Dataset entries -
******

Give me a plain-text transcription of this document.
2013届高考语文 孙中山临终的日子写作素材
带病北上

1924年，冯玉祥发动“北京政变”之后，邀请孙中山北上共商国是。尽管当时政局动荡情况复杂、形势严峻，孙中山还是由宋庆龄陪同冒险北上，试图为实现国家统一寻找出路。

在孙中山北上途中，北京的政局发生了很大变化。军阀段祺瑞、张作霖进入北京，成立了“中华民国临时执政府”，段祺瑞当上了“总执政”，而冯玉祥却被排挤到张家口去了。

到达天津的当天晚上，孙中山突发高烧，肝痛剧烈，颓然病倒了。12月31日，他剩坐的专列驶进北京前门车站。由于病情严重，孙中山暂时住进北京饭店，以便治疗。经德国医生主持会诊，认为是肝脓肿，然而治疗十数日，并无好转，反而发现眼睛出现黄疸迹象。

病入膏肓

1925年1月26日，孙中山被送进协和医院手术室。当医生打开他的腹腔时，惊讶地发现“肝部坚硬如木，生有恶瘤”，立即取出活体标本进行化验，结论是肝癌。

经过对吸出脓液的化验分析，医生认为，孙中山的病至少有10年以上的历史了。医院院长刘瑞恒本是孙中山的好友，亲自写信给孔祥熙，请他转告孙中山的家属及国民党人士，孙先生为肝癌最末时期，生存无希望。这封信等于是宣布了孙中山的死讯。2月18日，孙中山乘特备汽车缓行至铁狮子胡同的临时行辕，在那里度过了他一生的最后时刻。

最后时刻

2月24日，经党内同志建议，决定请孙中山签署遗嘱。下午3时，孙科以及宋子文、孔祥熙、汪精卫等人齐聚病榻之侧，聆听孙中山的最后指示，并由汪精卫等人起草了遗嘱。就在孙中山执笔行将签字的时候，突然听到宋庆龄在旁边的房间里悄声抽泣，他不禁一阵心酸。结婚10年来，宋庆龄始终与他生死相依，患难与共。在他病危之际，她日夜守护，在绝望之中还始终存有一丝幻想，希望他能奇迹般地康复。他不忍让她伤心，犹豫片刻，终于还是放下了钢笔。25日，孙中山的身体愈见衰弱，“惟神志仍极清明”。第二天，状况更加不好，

******

Task requirements -
Return the whole listing exactly, with every line included.

The response -
Give me a plain-text transcription of this document.
2013届高考语文 孙中山临终的日子写作素材
带病北上

1924年，冯玉祥发动“北京政变”之后，邀请孙中山北上共商国是。尽管当时政局动荡情况复杂、形势严峻，孙中山还是由宋庆龄陪同冒险北上，试图为实现国家统一寻找出路。

在孙中山北上途中，北京的政局发生了很大变化。军阀段祺瑞、张作霖进入北京，成立了“中华民国临时执政府”，段祺瑞当上了“总执政”，而冯玉祥却被排挤到张家口去了。

到达天津的当天晚上，孙中山突发高烧，肝痛剧烈，颓然病倒了。12月31日，他剩坐的专列驶进北京前门车站。由于病情严重，孙中山暂时住进北京饭店，以便治疗。经德国医生主持会诊，认为是肝脓肿，然而治疗十数日，并无好转，反而发现眼睛出现黄疸迹象。

病入膏肓

1925年1月26日，孙中山被送进协和医院手术室。当医生打开他的腹腔时，惊讶地发现“肝部坚硬如木，生有恶瘤”，立即取出活体标本进行化验，结论是肝癌。

经过对吸出脓液的化验分析，医生认为，孙中山的病至少有10年以上的历史了。医院院长刘瑞恒本是孙中山的好友，亲自写信给孔祥熙，请他转告孙中山的家属及国民党人士，孙先生为肝癌最末时期，生存无希望。这封信等于是宣布了孙中山的死讯。2月18日，孙中山乘特备汽车缓行至铁狮子胡同的临时行辕，在那里度过了他一生的最后时刻。

最后时刻

2月24日，经党内同志建议，决定请孙中山签署遗嘱。下午3时，孙科以及宋子文、孔祥熙、汪精卫等人齐聚病榻之侧，聆听孙中山的最后指示，并由汪精卫等人起草了遗嘱。就在孙中山执笔行将签字的时候，突然听到宋庆龄在旁边的房间里悄声抽泣，他不禁一阵心酸。结婚10年来，宋庆龄始终与他生死相依，患难与共。在他病危之际，她日夜守护，在绝望之中还始终存有一丝幻想，希望他能奇迹般地康复。他不忍让她伤心，犹豫片刻，终于还是放下了钢笔。25日，孙中山的身体愈见衰弱，“惟神志仍极清明”。第二天，状况更加不好，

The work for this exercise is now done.